What you need to do: Scan the records and identify every line in which the string "next" occurs, then return those lines.
BEGIN Provided records
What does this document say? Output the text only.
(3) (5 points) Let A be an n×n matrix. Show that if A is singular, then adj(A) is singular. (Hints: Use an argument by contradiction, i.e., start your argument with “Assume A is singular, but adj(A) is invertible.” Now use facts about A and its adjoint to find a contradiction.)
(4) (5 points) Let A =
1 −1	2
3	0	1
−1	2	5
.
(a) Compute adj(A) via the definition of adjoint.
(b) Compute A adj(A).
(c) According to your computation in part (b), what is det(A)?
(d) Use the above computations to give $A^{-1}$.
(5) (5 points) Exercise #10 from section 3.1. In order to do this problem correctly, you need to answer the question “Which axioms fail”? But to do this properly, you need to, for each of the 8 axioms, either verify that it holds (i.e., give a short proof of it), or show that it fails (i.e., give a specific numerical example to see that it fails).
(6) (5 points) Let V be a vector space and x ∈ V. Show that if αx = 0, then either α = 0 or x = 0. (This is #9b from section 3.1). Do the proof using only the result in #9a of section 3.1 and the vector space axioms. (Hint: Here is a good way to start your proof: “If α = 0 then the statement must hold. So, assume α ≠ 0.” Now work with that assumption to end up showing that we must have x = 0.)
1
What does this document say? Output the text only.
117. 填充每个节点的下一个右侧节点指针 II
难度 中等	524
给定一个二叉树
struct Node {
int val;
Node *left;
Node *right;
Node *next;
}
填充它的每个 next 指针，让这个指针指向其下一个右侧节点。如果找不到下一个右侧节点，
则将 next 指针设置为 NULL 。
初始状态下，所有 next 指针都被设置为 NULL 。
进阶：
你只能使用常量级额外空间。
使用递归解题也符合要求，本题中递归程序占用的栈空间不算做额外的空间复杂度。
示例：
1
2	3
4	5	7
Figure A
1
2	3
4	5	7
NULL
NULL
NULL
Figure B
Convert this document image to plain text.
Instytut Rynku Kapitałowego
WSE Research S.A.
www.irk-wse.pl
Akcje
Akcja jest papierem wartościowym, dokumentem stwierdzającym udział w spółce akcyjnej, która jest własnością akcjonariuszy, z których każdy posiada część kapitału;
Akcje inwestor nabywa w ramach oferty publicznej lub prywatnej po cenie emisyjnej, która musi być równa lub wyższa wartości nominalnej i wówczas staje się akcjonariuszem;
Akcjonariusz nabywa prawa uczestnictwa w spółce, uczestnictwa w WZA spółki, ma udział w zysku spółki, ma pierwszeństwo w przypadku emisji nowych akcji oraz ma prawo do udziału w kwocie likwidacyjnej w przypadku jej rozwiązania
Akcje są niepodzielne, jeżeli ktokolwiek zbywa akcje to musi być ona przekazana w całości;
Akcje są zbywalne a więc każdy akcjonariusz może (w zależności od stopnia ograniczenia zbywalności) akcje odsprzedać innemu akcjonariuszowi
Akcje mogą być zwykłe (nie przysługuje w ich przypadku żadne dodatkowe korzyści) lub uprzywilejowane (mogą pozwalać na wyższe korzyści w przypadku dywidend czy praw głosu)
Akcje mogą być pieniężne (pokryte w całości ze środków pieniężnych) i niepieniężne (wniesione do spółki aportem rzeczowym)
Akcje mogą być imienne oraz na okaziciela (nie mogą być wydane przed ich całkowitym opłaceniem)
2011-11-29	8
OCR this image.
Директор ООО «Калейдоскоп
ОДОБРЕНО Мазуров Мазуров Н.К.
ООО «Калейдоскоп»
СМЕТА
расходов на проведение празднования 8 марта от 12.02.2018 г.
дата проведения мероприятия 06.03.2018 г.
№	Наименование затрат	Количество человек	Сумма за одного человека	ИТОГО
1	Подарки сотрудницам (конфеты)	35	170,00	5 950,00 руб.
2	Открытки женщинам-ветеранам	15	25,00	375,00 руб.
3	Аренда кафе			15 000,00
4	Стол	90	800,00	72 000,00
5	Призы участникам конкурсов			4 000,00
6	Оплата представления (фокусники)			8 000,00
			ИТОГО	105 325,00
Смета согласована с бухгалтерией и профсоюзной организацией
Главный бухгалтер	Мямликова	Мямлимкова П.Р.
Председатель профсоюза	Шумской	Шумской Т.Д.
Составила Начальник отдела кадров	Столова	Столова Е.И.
END Provided records
Result:
Node *next;
填充它的每个 next 指针，让这个指针指向其下一个右侧节点。如果找不到下一个右侧节点，
则将 next 指针设置为 NULL 。
初始状态下，所有 next 指针都被设置为 NULL 。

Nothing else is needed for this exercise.